What this task involves: Where a line below holds the string "significant", copy that line.
--- START ---
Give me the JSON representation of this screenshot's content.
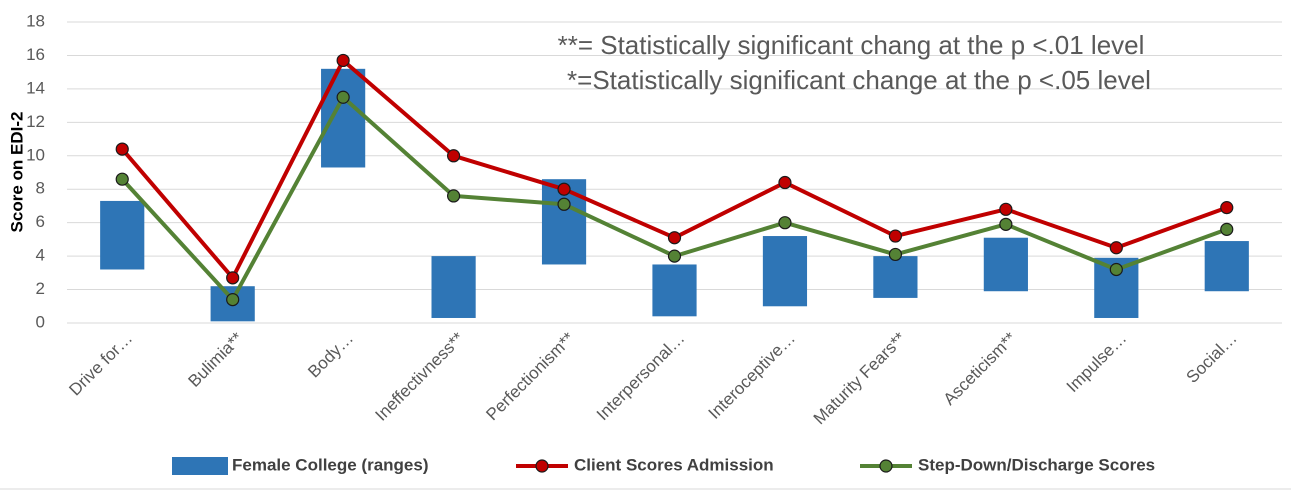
{
  "chart_data": {
    "type": "bar",
    "y_label": "Score on EDI-2",
    "annotations": [
      "**= Statistically significant chang at the p <.01 level",
      "*=Statistically significant change at the p <.05 level"
    ],
    "categories": [
      "Drive for…",
      "Bulimia**",
      "Body…",
      "Ineffectivness**",
      "Perfectionism**",
      "Interpersonal…",
      "Interoceptive…",
      "Maturity Fears**",
      "Asceticism**",
      "Impulse…",
      "Social…"
    ],
    "series": [
      {
        "name": "Female College (ranges)",
        "type": "range",
        "color": "#2e75b6",
        "low": [
          3.2,
          0.1,
          9.3,
          0.3,
          3.5,
          0.4,
          1.0,
          1.5,
          1.9,
          0.3,
          1.9
        ],
        "high": [
          7.3,
          2.2,
          15.2,
          4.0,
          8.6,
          3.5,
          5.2,
          4.0,
          5.1,
          3.9,
          4.9
        ]
      },
      {
        "name": "Client Scores Admission",
        "type": "line",
        "color": "#c00000",
        "values": [
          10.4,
          2.7,
          15.7,
          10.0,
          8.0,
          5.1,
          8.4,
          5.2,
          6.8,
          4.5,
          6.9
        ]
      },
      {
        "name": "Step-Down/Discharge Scores",
        "type": "line",
        "color": "#548235",
        "values": [
          8.6,
          1.4,
          13.5,
          7.6,
          7.1,
          4.0,
          6.0,
          4.1,
          5.9,
          3.2,
          5.6
        ]
      }
    ],
    "ylim": [
      0,
      18
    ],
    "yticks": [
      0,
      2,
      4,
      6,
      8,
      10,
      12,
      14,
      16,
      18
    ],
    "grid": true,
    "legend": "bottom"
  }
}
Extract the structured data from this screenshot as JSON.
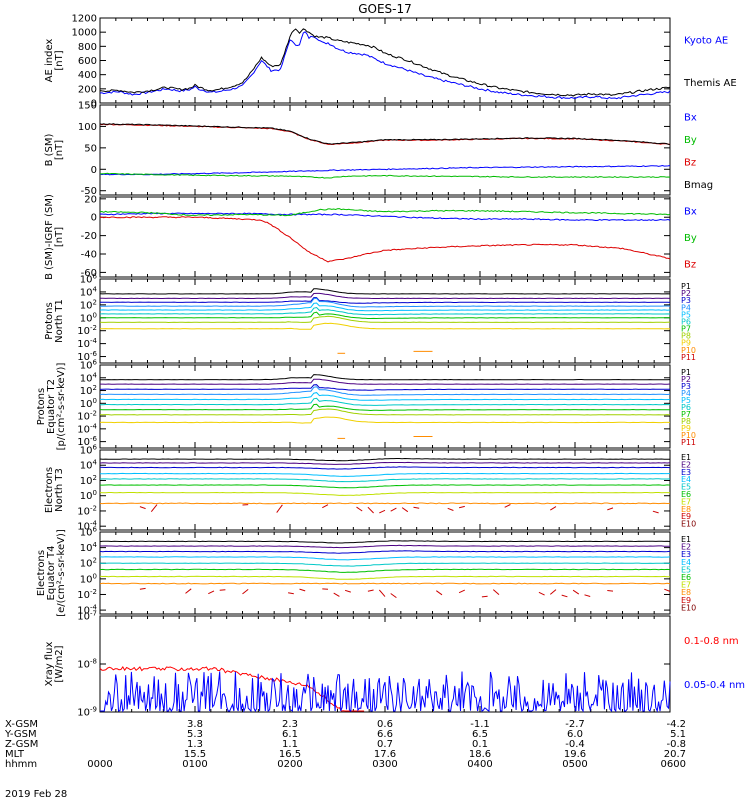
{
  "figure": {
    "title": "GOES-17",
    "date_label": "2019 Feb 28",
    "time_label": "hhmm"
  },
  "chart_data": [
    {
      "type": "line",
      "panel": "ae",
      "ylabel": [
        "AE index",
        "[nT]"
      ],
      "yticks": [
        "1200",
        "1000",
        "800",
        "600",
        "400",
        "200",
        "0"
      ],
      "ylim": [
        0,
        1200
      ],
      "legend": [
        {
          "name": "Kyoto AE",
          "color": "#0000ff"
        },
        {
          "name": "Themis AE",
          "color": "#000000"
        }
      ],
      "series": [
        {
          "name": "Kyoto AE",
          "color": "#0000ff",
          "x": [
            0,
            0.1,
            0.2,
            0.35,
            0.5,
            0.7,
            0.85,
            0.95,
            1.0,
            1.05,
            1.1,
            1.15,
            1.25,
            1.4,
            1.5,
            1.55,
            1.6,
            1.7,
            1.8,
            1.9,
            2.0,
            2.05,
            2.1,
            2.15,
            2.2,
            2.25,
            2.3,
            2.35,
            2.4,
            2.5,
            2.6,
            2.7,
            2.8,
            2.9,
            3.0,
            3.2,
            3.4,
            3.6,
            3.8,
            4.0,
            4.2,
            4.4,
            4.6,
            4.8,
            5.0,
            5.2,
            5.4,
            5.6,
            5.8,
            6.0
          ],
          "values": [
            140,
            150,
            160,
            120,
            150,
            200,
            170,
            190,
            230,
            190,
            180,
            150,
            160,
            200,
            240,
            320,
            400,
            600,
            460,
            470,
            900,
            820,
            830,
            1020,
            920,
            950,
            900,
            840,
            850,
            770,
            720,
            700,
            680,
            620,
            560,
            480,
            390,
            320,
            260,
            200,
            150,
            120,
            100,
            80,
            70,
            90,
            60,
            100,
            130,
            160
          ]
        },
        {
          "name": "Themis AE",
          "color": "#000000",
          "x": [
            0,
            0.1,
            0.2,
            0.35,
            0.5,
            0.7,
            0.85,
            0.95,
            1.0,
            1.05,
            1.1,
            1.15,
            1.25,
            1.4,
            1.5,
            1.55,
            1.6,
            1.7,
            1.8,
            1.9,
            2.0,
            2.05,
            2.1,
            2.15,
            2.2,
            2.25,
            2.3,
            2.35,
            2.4,
            2.5,
            2.6,
            2.7,
            2.8,
            2.9,
            3.0,
            3.2,
            3.4,
            3.6,
            3.8,
            4.0,
            4.2,
            4.4,
            4.6,
            4.8,
            5.0,
            5.2,
            5.4,
            5.6,
            5.8,
            6.0
          ],
          "values": [
            180,
            170,
            180,
            150,
            170,
            220,
            190,
            210,
            250,
            220,
            200,
            180,
            190,
            240,
            290,
            360,
            450,
            640,
            520,
            540,
            940,
            1060,
            1000,
            1050,
            1000,
            950,
            930,
            930,
            920,
            880,
            860,
            840,
            820,
            780,
            700,
            620,
            520,
            420,
            340,
            270,
            210,
            170,
            140,
            120,
            110,
            130,
            110,
            150,
            190,
            220
          ]
        }
      ]
    },
    {
      "type": "line",
      "panel": "b-sm",
      "ylabel": [
        "B (SM)",
        "[nT]"
      ],
      "yticks": [
        "150",
        "100",
        "50",
        "0",
        "-50"
      ],
      "ylim": [
        -60,
        150
      ],
      "legend": [
        {
          "name": "Bx",
          "color": "#0000ff"
        },
        {
          "name": "By",
          "color": "#00bb00"
        },
        {
          "name": "Bz",
          "color": "#dd0000"
        },
        {
          "name": "Bmag",
          "color": "#000000"
        }
      ],
      "series": [
        {
          "name": "Bz",
          "color": "#dd0000",
          "x": [
            0,
            0.5,
            1.0,
            1.5,
            1.8,
            2.0,
            2.2,
            2.4,
            2.7,
            3.0,
            3.5,
            4.0,
            4.5,
            5.0,
            5.5,
            6.0
          ],
          "values": [
            105,
            103,
            100,
            97,
            95,
            88,
            70,
            58,
            62,
            68,
            68,
            70,
            72,
            71,
            66,
            58
          ]
        },
        {
          "name": "Bmag",
          "color": "#000000",
          "x": [
            0,
            0.5,
            1.0,
            1.5,
            1.8,
            2.0,
            2.2,
            2.4,
            2.7,
            3.0,
            3.5,
            4.0,
            4.5,
            5.0,
            5.5,
            6.0
          ],
          "values": [
            106,
            104,
            101,
            98,
            96,
            89,
            71,
            59,
            63,
            69,
            69,
            71,
            73,
            72,
            67,
            59
          ]
        },
        {
          "name": "Bx",
          "color": "#0000ff",
          "x": [
            0,
            0.5,
            1.0,
            1.5,
            2.0,
            2.5,
            3.0,
            3.5,
            4.0,
            4.5,
            5.0,
            5.5,
            6.0
          ],
          "values": [
            -12,
            -12,
            -10,
            -8,
            -5,
            -2,
            0,
            2,
            4,
            5,
            6,
            7,
            8
          ]
        },
        {
          "name": "By",
          "color": "#00bb00",
          "x": [
            0,
            0.5,
            1.0,
            1.5,
            2.0,
            2.4,
            2.6,
            3.0,
            3.5,
            4.0,
            4.5,
            5.0,
            5.5,
            6.0
          ],
          "values": [
            -10,
            -12,
            -14,
            -15,
            -16,
            -20,
            -16,
            -15,
            -16,
            -17,
            -18,
            -18,
            -18,
            -18
          ]
        }
      ]
    },
    {
      "type": "line",
      "panel": "b-sm-igrf",
      "ylabel": [
        "B (SM)-IGRF (SM)",
        "[nT]"
      ],
      "yticks": [
        "20",
        "0",
        "-20",
        "-40",
        "-60"
      ],
      "ylim": [
        -65,
        22
      ],
      "legend": [
        {
          "name": "Bx",
          "color": "#0000ff"
        },
        {
          "name": "By",
          "color": "#00bb00"
        },
        {
          "name": "Bz",
          "color": "#dd0000"
        }
      ],
      "series": [
        {
          "name": "Bx",
          "color": "#0000ff",
          "x": [
            0,
            0.5,
            1.0,
            1.5,
            2.0,
            2.5,
            3.0,
            3.5,
            4.0,
            4.5,
            5.0,
            5.5,
            6.0
          ],
          "values": [
            3,
            4,
            4,
            4,
            3,
            3,
            1,
            -1,
            -2,
            -2,
            -3,
            -3,
            -3
          ]
        },
        {
          "name": "By",
          "color": "#00bb00",
          "x": [
            0,
            0.5,
            1.0,
            1.5,
            2.0,
            2.3,
            2.5,
            2.8,
            3.0,
            3.5,
            4.0,
            4.5,
            5.0,
            5.5,
            6.0
          ],
          "values": [
            6,
            5,
            2,
            3,
            2,
            8,
            9,
            7,
            6,
            7,
            7,
            6,
            5,
            4,
            3
          ]
        },
        {
          "name": "Bz",
          "color": "#dd0000",
          "x": [
            0,
            0.5,
            1.0,
            1.5,
            1.7,
            1.8,
            2.0,
            2.2,
            2.4,
            2.6,
            2.8,
            3.0,
            3.5,
            4.0,
            4.5,
            5.0,
            5.5,
            6.0
          ],
          "values": [
            0,
            0,
            0,
            -2,
            -3,
            -8,
            -22,
            -38,
            -48,
            -45,
            -40,
            -36,
            -33,
            -31,
            -30,
            -30,
            -34,
            -45
          ]
        }
      ]
    },
    {
      "type": "line",
      "panel": "protons-north",
      "ylabel": [
        "Protons",
        "North T1"
      ],
      "yscale": "log",
      "yticks": [
        "10^6",
        "10^4",
        "10^2",
        "10^0",
        "10^-2",
        "10^-4",
        "10^-6"
      ],
      "ylim_log10": [
        -7,
        6
      ],
      "channels": [
        {
          "name": "P1",
          "color": "#000000",
          "level": 3.7
        },
        {
          "name": "P2",
          "color": "#4b0082",
          "level": 3.0
        },
        {
          "name": "P3",
          "color": "#0000cd",
          "level": 2.4
        },
        {
          "name": "P4",
          "color": "#1e90ff",
          "level": 1.8
        },
        {
          "name": "P5",
          "color": "#00bfff",
          "level": 1.2
        },
        {
          "name": "P6",
          "color": "#00c8c8",
          "level": 0.6
        },
        {
          "name": "P7",
          "color": "#00c000",
          "level": 0.0
        },
        {
          "name": "P8",
          "color": "#a0d000",
          "level": -0.7
        },
        {
          "name": "P9",
          "color": "#f0d000",
          "level": -1.7
        },
        {
          "name": "P10",
          "color": "#ff8c00",
          "level": -5.5
        },
        {
          "name": "P11",
          "color": "#cc0000",
          "level": -6.5
        }
      ]
    },
    {
      "type": "line",
      "panel": "protons-equator",
      "ylabel": [
        "Protons",
        "Equator T2",
        "[p/(cm²-s-sr-keV)]"
      ],
      "yscale": "log",
      "yticks": [
        "10^6",
        "10^4",
        "10^2",
        "10^0",
        "10^-2",
        "10^-4",
        "10^-6"
      ],
      "ylim_log10": [
        -7,
        6
      ],
      "channels": [
        {
          "name": "P1",
          "color": "#000000",
          "level": 3.7
        },
        {
          "name": "P2",
          "color": "#4b0082",
          "level": 3.0
        },
        {
          "name": "P3",
          "color": "#0000cd",
          "level": 2.2
        },
        {
          "name": "P4",
          "color": "#1e90ff",
          "level": 1.4
        },
        {
          "name": "P5",
          "color": "#00bfff",
          "level": 0.6
        },
        {
          "name": "P6",
          "color": "#00c8c8",
          "level": -0.2
        },
        {
          "name": "P7",
          "color": "#00c000",
          "level": -1.0
        },
        {
          "name": "P8",
          "color": "#a0d000",
          "level": -1.8
        },
        {
          "name": "P9",
          "color": "#f0d000",
          "level": -3.0
        },
        {
          "name": "P10",
          "color": "#ff8c00",
          "level": -5.5
        },
        {
          "name": "P11",
          "color": "#cc0000",
          "level": -6.5
        }
      ]
    },
    {
      "type": "line",
      "panel": "electrons-north",
      "ylabel": [
        "Electrons",
        "North T3"
      ],
      "yscale": "log",
      "yticks": [
        "10^6",
        "10^4",
        "10^2",
        "10^0",
        "10^-2",
        "10^-4"
      ],
      "ylim_log10": [
        -4.5,
        6
      ],
      "channels": [
        {
          "name": "E1",
          "color": "#000000",
          "level": 4.8
        },
        {
          "name": "E2",
          "color": "#4b0082",
          "level": 4.3
        },
        {
          "name": "E3",
          "color": "#0000cd",
          "level": 3.7
        },
        {
          "name": "E4",
          "color": "#00bfff",
          "level": 2.9
        },
        {
          "name": "E5",
          "color": "#00c8c8",
          "level": 2.2
        },
        {
          "name": "E6",
          "color": "#00c000",
          "level": 1.4
        },
        {
          "name": "E7",
          "color": "#c0e000",
          "level": 0.4
        },
        {
          "name": "E8",
          "color": "#ff8c00",
          "level": -1.0
        },
        {
          "name": "E9",
          "color": "#cc0000",
          "level": -1.7
        },
        {
          "name": "E10",
          "color": "#800000",
          "level": -4.2
        }
      ]
    },
    {
      "type": "line",
      "panel": "electrons-equator",
      "ylabel": [
        "Electrons",
        "Equator T4",
        "[e/(cm²-s-sr-keV)]"
      ],
      "yscale": "log",
      "yticks": [
        "10^6",
        "10^4",
        "10^2",
        "10^0",
        "10^-2",
        "10^-4"
      ],
      "ylim_log10": [
        -4.5,
        6
      ],
      "channels": [
        {
          "name": "E1",
          "color": "#000000",
          "level": 4.8
        },
        {
          "name": "E2",
          "color": "#4b0082",
          "level": 4.2
        },
        {
          "name": "E3",
          "color": "#0000cd",
          "level": 3.5
        },
        {
          "name": "E4",
          "color": "#00bfff",
          "level": 2.8
        },
        {
          "name": "E5",
          "color": "#00c8c8",
          "level": 2.0
        },
        {
          "name": "E6",
          "color": "#00c000",
          "level": 1.2
        },
        {
          "name": "E7",
          "color": "#c0e000",
          "level": 0.3
        },
        {
          "name": "E8",
          "color": "#ff8c00",
          "level": -0.6
        },
        {
          "name": "E9",
          "color": "#cc0000",
          "level": -1.8
        },
        {
          "name": "E10",
          "color": "#800000",
          "level": -4.2
        }
      ]
    },
    {
      "type": "line",
      "panel": "xray",
      "ylabel": [
        "Xray flux",
        "[W/m2]"
      ],
      "yscale": "log",
      "yticks": [
        "10^-7",
        "10^-8",
        "10^-9"
      ],
      "ylim_log10": [
        -9,
        -7
      ],
      "legend": [
        {
          "name": "0.1-0.8 nm",
          "color": "#ff0000"
        },
        {
          "name": "0.05-0.4 nm",
          "color": "#0000ff"
        }
      ]
    }
  ],
  "x_axis": {
    "range_hours": [
      0,
      6
    ],
    "rows": [
      {
        "label": "X-GSM",
        "values": [
          "",
          "3.8",
          "2.3",
          "0.6",
          "-1.1",
          "-2.7",
          "-4.2"
        ]
      },
      {
        "label": "Y-GSM",
        "values": [
          "",
          "5.3",
          "6.1",
          "6.6",
          "6.5",
          "6.0",
          "5.1"
        ]
      },
      {
        "label": "Z-GSM",
        "values": [
          "",
          "1.3",
          "1.1",
          "0.7",
          "0.1",
          "-0.4",
          "-0.8"
        ]
      },
      {
        "label": "MLT",
        "values": [
          "",
          "15.5",
          "16.5",
          "17.6",
          "18.6",
          "19.6",
          "20.7"
        ]
      },
      {
        "label": "hhmm",
        "values": [
          "0000",
          "0100",
          "0200",
          "0300",
          "0400",
          "0500",
          "0600"
        ]
      }
    ]
  }
}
--- END ---
Exercise output:
      "**= Statistically significant chang at the p <.01 level",
      "*=Statistically significant change at the p <.05 level"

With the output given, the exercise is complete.